Leave out the images and repeat the listing below without a single change.

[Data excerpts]

┄┄┄┄┄┄┄┄┄┄┄┄┄┄┄┄┄┄┄┄

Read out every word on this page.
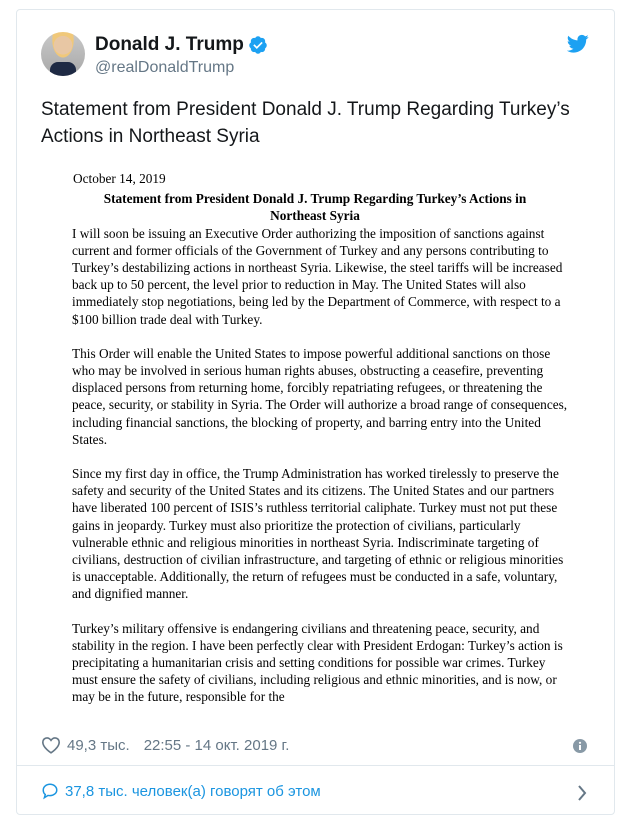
Donald J. Trump
@realDonaldTrump
Statement from President Donald J. Trump Regarding Turkey’s Actions in Northeast Syria
October 14, 2019
Statement from President Donald J. Trump Regarding Turkey’s Actions in
Northeast Syria

I will soon be issuing an Executive Order authorizing the imposition of sanctions against current and former officials of the Government of Turkey and any persons contributing to Turkey’s destabilizing actions in northeast Syria. Likewise, the steel tariffs will be increased back up to 50 percent, the level prior to reduction in May. The United States will also immediately stop negotiations, being led by the Department of Commerce, with respect to a $100 billion trade deal with Turkey.

This Order will enable the United States to impose powerful additional sanctions on those who may be involved in serious human rights abuses, obstructing a ceasefire, preventing displaced persons from returning home, forcibly repatriating refugees, or threatening the peace, security, or stability in Syria. The Order will authorize a broad range of consequences, including financial sanctions, the blocking of property, and barring entry into the United States.

Since my first day in office, the Trump Administration has worked tirelessly to preserve the safety and security of the United States and its citizens. The United States and our partners have liberated 100 percent of ISIS’s ruthless territorial caliphate. Turkey must not put these gains in jeopardy. Turkey must also prioritize the protection of civilians, particularly vulnerable ethnic and religious minorities in northeast Syria. Indiscriminate targeting of civilians, destruction of civilian infrastructure, and targeting of ethnic or religious minorities is unacceptable. Additionally, the return of refugees must be conducted in a safe, voluntary, and dignified manner.

Turkey’s military offensive is endangering civilians and threatening peace, security, and stability in the region. I have been perfectly clear with President Erdogan: Turkey’s action is precipitating a humanitarian crisis and setting conditions for possible war crimes. Turkey must ensure the safety of civilians, including religious and ethnic minorities, and is now, or may be in the future, responsible for the

49,3 тыс. 22:55 - 14 окт. 2019 г.
37,8 тыс. человек(а) говорят об этом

┄┄┄┄┄┄┄┄┄┄┄┄┄┄┄┄┄┄┄┄

◆ WRITTEN ANSWER
Read out every word on this page.
Donald J. Trump
@realDonaldTrump
Statement from President Donald J. Trump Regarding Turkey’s Actions in Northeast Syria
October 14, 2019
Statement from President Donald J. Trump Regarding Turkey’s Actions in
Northeast Syria

I will soon be issuing an Executive Order authorizing the imposition of sanctions against current and former officials of the Government of Turkey and any persons contributing to Turkey’s destabilizing actions in northeast Syria. Likewise, the steel tariffs will be increased back up to 50 percent, the level prior to reduction in May. The United States will also immediately stop negotiations, being led by the Department of Commerce, with respect to a $100 billion trade deal with Turkey.

This Order will enable the United States to impose powerful additional sanctions on those who may be involved in serious human rights abuses, obstructing a ceasefire, preventing displaced persons from returning home, forcibly repatriating refugees, or threatening the peace, security, or stability in Syria. The Order will authorize a broad range of consequences, including financial sanctions, the blocking of property, and barring entry into the United States.

Since my first day in office, the Trump Administration has worked tirelessly to preserve the safety and security of the United States and its citizens. The United States and our partners have liberated 100 percent of ISIS’s ruthless territorial caliphate. Turkey must not put these gains in jeopardy. Turkey must also prioritize the protection of civilians, particularly vulnerable ethnic and religious minorities in northeast Syria. Indiscriminate targeting of civilians, destruction of civilian infrastructure, and targeting of ethnic or religious minorities is unacceptable. Additionally, the return of refugees must be conducted in a safe, voluntary, and dignified manner.

Turkey’s military offensive is endangering civilians and threatening peace, security, and stability in the region. I have been perfectly clear with President Erdogan: Turkey’s action is precipitating a humanitarian crisis and setting conditions for possible war crimes. Turkey must ensure the safety of civilians, including religious and ethnic minorities, and is now, or may be in the future, responsible for the

49,3 тыс. 22:55 - 14 окт. 2019 г.
37,8 тыс. человек(а) говорят об этом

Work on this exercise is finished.